→ **WORK TO BE COMPLETED**: In the entries below, find the lines with the word "name" and copy them.

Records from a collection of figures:
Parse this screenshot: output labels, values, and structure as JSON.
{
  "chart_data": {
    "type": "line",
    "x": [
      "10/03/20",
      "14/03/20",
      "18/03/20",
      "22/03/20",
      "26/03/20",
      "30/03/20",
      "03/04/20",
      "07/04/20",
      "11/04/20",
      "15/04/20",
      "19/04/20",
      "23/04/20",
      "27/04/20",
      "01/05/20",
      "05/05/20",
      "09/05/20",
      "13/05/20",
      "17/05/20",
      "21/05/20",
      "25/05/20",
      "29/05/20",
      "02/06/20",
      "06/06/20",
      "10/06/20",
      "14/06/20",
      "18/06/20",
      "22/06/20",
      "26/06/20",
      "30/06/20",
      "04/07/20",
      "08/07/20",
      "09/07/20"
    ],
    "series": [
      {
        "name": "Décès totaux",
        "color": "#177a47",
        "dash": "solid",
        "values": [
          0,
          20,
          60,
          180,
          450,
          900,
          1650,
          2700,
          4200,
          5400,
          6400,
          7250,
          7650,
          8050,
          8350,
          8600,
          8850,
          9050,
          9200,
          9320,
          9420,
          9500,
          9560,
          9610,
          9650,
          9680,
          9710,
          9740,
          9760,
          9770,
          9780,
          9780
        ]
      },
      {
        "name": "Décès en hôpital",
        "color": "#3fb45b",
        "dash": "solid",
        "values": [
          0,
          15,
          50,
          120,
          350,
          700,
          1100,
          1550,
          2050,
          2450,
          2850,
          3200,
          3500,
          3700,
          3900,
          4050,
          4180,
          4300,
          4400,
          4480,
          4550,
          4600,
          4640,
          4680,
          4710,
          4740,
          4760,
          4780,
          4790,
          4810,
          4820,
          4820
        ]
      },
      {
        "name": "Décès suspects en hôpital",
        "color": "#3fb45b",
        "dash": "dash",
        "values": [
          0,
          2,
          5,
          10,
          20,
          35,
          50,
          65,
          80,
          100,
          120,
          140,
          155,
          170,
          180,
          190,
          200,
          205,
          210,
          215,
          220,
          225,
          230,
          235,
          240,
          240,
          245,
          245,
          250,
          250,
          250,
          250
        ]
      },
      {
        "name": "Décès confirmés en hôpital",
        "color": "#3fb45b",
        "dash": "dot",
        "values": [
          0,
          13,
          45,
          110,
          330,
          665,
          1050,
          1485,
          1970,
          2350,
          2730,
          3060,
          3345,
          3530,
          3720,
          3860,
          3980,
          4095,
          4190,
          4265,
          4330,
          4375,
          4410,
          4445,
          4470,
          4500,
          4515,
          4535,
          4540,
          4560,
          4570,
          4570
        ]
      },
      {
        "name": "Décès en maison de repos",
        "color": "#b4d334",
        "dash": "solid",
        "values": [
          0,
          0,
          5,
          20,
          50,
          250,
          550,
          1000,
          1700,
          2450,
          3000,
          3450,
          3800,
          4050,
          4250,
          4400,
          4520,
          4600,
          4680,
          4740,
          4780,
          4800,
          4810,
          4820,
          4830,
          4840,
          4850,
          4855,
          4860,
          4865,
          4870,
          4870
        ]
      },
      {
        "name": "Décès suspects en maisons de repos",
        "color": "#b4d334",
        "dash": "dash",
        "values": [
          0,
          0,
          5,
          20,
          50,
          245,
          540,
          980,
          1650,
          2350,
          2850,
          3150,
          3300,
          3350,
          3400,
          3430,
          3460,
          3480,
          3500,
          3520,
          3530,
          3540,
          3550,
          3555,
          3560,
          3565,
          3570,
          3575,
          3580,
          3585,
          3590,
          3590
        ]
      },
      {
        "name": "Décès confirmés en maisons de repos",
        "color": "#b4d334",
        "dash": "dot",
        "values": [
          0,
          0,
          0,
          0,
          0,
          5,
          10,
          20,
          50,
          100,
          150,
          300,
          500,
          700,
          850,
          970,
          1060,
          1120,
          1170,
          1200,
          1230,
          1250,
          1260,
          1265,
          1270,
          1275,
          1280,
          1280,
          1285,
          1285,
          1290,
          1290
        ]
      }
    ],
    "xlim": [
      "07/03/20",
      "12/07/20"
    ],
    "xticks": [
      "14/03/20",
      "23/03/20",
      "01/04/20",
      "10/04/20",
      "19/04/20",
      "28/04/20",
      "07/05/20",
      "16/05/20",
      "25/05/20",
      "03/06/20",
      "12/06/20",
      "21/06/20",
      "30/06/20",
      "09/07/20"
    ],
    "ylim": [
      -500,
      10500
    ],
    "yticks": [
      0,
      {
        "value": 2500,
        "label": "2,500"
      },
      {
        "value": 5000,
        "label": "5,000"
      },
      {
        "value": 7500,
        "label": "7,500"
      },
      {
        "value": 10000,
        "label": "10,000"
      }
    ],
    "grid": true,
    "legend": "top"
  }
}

→ **PROBLEM SOLUTION**:
        "name": "Décès totaux",
        "name": "Décès en hôpital",
        "name": "Décès suspects en hôpital",
        "name": "Décès confirmés en hôpital",
        "name": "Décès en maison de repos",
        "name": "Décès suspects en maisons de repos",
        "name": "Décès confirmés en maisons de repos",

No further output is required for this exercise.